— Start —

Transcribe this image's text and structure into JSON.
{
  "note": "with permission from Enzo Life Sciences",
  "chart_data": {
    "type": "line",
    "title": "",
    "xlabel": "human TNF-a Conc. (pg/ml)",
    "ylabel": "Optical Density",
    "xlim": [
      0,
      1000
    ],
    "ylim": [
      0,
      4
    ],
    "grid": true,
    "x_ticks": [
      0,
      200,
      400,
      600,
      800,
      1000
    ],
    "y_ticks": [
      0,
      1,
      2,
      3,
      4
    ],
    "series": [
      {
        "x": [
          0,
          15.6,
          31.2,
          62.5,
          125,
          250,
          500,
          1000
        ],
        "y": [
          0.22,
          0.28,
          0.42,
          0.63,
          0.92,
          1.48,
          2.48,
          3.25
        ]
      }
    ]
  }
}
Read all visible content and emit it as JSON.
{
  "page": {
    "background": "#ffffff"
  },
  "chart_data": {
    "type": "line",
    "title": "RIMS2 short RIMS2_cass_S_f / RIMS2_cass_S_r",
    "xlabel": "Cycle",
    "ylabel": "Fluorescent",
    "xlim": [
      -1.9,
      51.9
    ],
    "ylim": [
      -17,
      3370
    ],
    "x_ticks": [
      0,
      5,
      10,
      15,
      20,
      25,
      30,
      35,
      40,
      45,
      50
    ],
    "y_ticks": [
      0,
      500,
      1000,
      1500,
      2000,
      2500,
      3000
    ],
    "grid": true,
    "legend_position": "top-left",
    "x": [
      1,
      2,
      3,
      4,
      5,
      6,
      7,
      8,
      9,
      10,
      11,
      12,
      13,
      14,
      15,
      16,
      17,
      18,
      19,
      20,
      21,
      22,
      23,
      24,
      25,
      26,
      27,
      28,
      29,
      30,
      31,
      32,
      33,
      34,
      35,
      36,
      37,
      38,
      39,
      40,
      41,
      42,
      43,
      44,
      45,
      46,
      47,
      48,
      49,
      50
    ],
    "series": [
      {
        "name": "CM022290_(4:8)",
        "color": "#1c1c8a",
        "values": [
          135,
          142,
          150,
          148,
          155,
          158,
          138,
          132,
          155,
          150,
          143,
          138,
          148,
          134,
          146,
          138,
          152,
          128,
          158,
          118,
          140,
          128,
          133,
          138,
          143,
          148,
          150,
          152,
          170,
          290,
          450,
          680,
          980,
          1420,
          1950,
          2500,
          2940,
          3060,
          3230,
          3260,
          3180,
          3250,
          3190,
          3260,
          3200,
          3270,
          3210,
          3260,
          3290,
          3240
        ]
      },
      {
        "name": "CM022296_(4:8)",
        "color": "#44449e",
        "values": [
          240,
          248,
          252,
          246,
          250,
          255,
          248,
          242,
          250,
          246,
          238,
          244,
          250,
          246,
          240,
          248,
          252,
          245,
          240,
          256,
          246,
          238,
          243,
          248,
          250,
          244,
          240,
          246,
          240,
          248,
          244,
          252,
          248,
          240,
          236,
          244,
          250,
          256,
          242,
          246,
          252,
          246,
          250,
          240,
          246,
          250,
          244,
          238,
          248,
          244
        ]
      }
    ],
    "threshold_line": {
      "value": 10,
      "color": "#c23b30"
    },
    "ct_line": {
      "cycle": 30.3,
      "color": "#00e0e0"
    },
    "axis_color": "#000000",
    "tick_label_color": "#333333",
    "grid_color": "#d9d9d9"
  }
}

— End —

_Task details_:
Return the whole listing exactly, with every line included.

_Output of the task_:
Transcribe this image's text and structure into JSON.
{
  "note": "with permission from Enzo Life Sciences",
  "chart_data": {
    "type": "line",
    "title": "",
    "xlabel": "human TNF-a Conc. (pg/ml)",
    "ylabel": "Optical Density",
    "xlim": [
      0,
      1000
    ],
    "ylim": [
      0,
      4
    ],
    "grid": true,
    "x_ticks": [
      0,
      200,
      400,
      600,
      800,
      1000
    ],
    "y_ticks": [
      0,
      1,
      2,
      3,
      4
    ],
    "series": [
      {
        "x": [
          0,
          15.6,
          31.2,
          62.5,
          125,
          250,
          500,
          1000
        ],
        "y": [
          0.22,
          0.28,
          0.42,
          0.63,
          0.92,
          1.48,
          2.48,
          3.25
        ]
      }
    ]
  }
}
Read all visible content and emit it as JSON.
{
  "page": {
    "background": "#ffffff"
  },
  "chart_data": {
    "type": "line",
    "title": "RIMS2 short RIMS2_cass_S_f / RIMS2_cass_S_r",
    "xlabel": "Cycle",
    "ylabel": "Fluorescent",
    "xlim": [
      -1.9,
      51.9
    ],
    "ylim": [
      -17,
      3370
    ],
    "x_ticks": [
      0,
      5,
      10,
      15,
      20,
      25,
      30,
      35,
      40,
      45,
      50
    ],
    "y_ticks": [
      0,
      500,
      1000,
      1500,
      2000,
      2500,
      3000
    ],
    "grid": true,
    "legend_position": "top-left",
    "x": [
      1,
      2,
      3,
      4,
      5,
      6,
      7,
      8,
      9,
      10,
      11,
      12,
      13,
      14,
      15,
      16,
      17,
      18,
      19,
      20,
      21,
      22,
      23,
      24,
      25,
      26,
      27,
      28,
      29,
      30,
      31,
      32,
      33,
      34,
      35,
      36,
      37,
      38,
      39,
      40,
      41,
      42,
      43,
      44,
      45,
      46,
      47,
      48,
      49,
      50
    ],
    "series": [
      {
        "name": "CM022290_(4:8)",
        "color": "#1c1c8a",
        "values": [
          135,
          142,
          150,
          148,
          155,
          158,
          138,
          132,
          155,
          150,
          143,
          138,
          148,
          134,
          146,
          138,
          152,
          128,
          158,
          118,
          140,
          128,
          133,
          138,
          143,
          148,
          150,
          152,
          170,
          290,
          450,
          680,
          980,
          1420,
          1950,
          2500,
          2940,
          3060,
          3230,
          3260,
          3180,
          3250,
          3190,
          3260,
          3200,
          3270,
          3210,
          3260,
          3290,
          3240
        ]
      },
      {
        "name": "CM022296_(4:8)",
        "color": "#44449e",
        "values": [
          240,
          248,
          252,
          246,
          250,
          255,
          248,
          242,
          250,
          246,
          238,
          244,
          250,
          246,
          240,
          248,
          252,
          245,
          240,
          256,
          246,
          238,
          243,
          248,
          250,
          244,
          240,
          246,
          240,
          248,
          244,
          252,
          248,
          240,
          236,
          244,
          250,
          256,
          242,
          246,
          252,
          246,
          250,
          240,
          246,
          250,
          244,
          238,
          248,
          244
        ]
      }
    ],
    "threshold_line": {
      "value": 10,
      "color": "#c23b30"
    },
    "ct_line": {
      "cycle": 30.3,
      "color": "#00e0e0"
    },
    "axis_color": "#000000",
    "tick_label_color": "#333333",
    "grid_color": "#d9d9d9"
  }
}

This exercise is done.